Instructions for the task »
Find the line that contains "What's the underlying" in the entries below. Restate it and every line after it, word for word, with no pictures.

Entries supplied »
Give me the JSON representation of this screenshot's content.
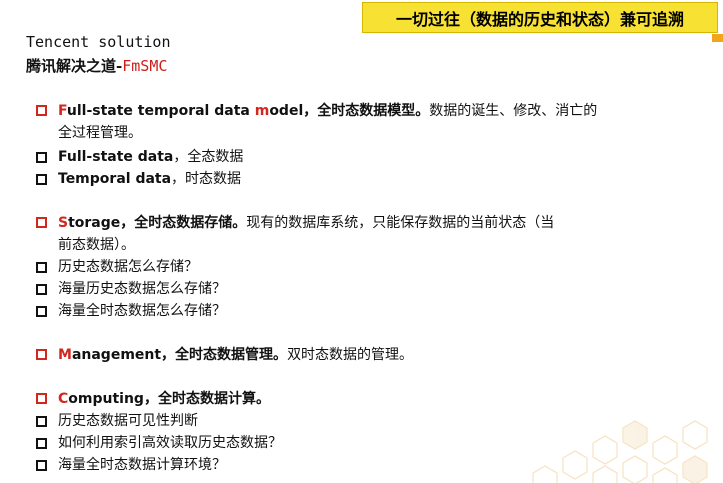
{
  "banner": "一切过往（数据的历史和状态）兼可追溯",
  "title_line1": "Tencent solution",
  "title_line2_cn": "腾讯解决之道-",
  "title_line2_red": "FmSMC",
  "sections": {
    "model": {
      "cap1": "F",
      "head1": "ull-state temporal data ",
      "cap2": "m",
      "head2": "odel，全时态数据模型。",
      "rest": "数据的诞生、修改、消亡的",
      "cont": "全过程管理。",
      "subs": [
        {
          "bold": "Full-state data",
          "text": "，全态数据"
        },
        {
          "bold": "Temporal data",
          "text": "，时态数据"
        }
      ]
    },
    "storage": {
      "cap": "S",
      "head": "torage，全时态数据存储。",
      "rest": "现有的数据库系统，只能保存数据的当前状态（当",
      "cont": "前态数据）。",
      "subs": [
        "历史态数据怎么存储？",
        "海量历史态数据怎么存储？",
        "海量全时态数据怎么存储？"
      ]
    },
    "management": {
      "cap": "M",
      "head": "anagement，全时态数据管理。",
      "rest": "双时态数据的管理。"
    },
    "computing": {
      "cap": "C",
      "head": "omputing，全时态数据计算。",
      "subs": [
        "历史态数据可见性判断",
        "如何利用索引高效读取历史态数据？",
        "海量全时态数据计算环境？"
      ]
    }
  },
  "colors": {
    "accent_red": "#d2271f",
    "banner_yellow": "#f7e233",
    "hex_orange": "#f2a51a"
  }
}
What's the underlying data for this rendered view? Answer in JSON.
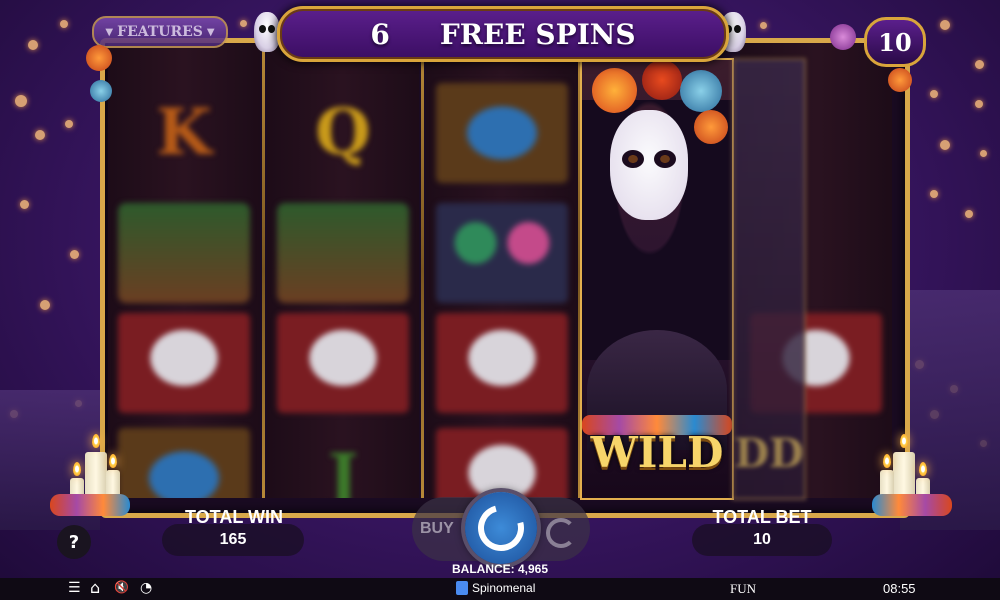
{
  "top": {
    "features_label": "FEATURES",
    "free_spins_count": "6",
    "free_spins_label": "FREE SPINS",
    "remaining_counter": "10"
  },
  "reels": {
    "reel1_symbols": [
      "K",
      "",
      "",
      ""
    ],
    "reel2_symbols": [
      "Q",
      "",
      "",
      "J"
    ],
    "wild_label": "WILD",
    "wild_blur_label": "DD"
  },
  "hud": {
    "total_win_label": "TOTAL WIN",
    "total_win_value": "165",
    "total_bet_label": "TOTAL BET",
    "total_bet_value": "10",
    "buy_label": "BUY",
    "help_label": "?",
    "balance_text": "BALANCE: 4,965"
  },
  "bottom_bar": {
    "menu_icon": "☰",
    "home_icon": "⌂",
    "sound_icon": "🔇",
    "speed_icon": "◔",
    "brand": "Spinomenal",
    "mode": "FUN",
    "time": "08:55"
  },
  "colors": {
    "gold": "#d8a84a",
    "purple": "#3b1766",
    "spin_blue": "#2f6fc0"
  }
}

Written answer »
What's the underlying data for this rendered view? Answer in JSON.
{
  "top": {
    "features_label": "FEATURES",
    "free_spins_count": "6",
    "free_spins_label": "FREE SPINS",
    "remaining_counter": "10"
  },
  "reels": {
    "reel1_symbols": [
      "K",
      "",
      "",
      ""
    ],
    "reel2_symbols": [
      "Q",
      "",
      "",
      "J"
    ],
    "wild_label": "WILD",
    "wild_blur_label": "DD"
  },
  "hud": {
    "total_win_label": "TOTAL WIN",
    "total_win_value": "165",
    "total_bet_label": "TOTAL BET",
    "total_bet_value": "10",
    "buy_label": "BUY",
    "help_label": "?",
    "balance_text": "BALANCE: 4,965"
  },
  "bottom_bar": {
    "menu_icon": "☰",
    "home_icon": "⌂",
    "sound_icon": "🔇",
    "speed_icon": "◔",
    "brand": "Spinomenal",
    "mode": "FUN",
    "time": "08:55"
  },
  "colors": {
    "gold": "#d8a84a",
    "purple": "#3b1766",
    "spin_blue": "#2f6fc0"
  }
}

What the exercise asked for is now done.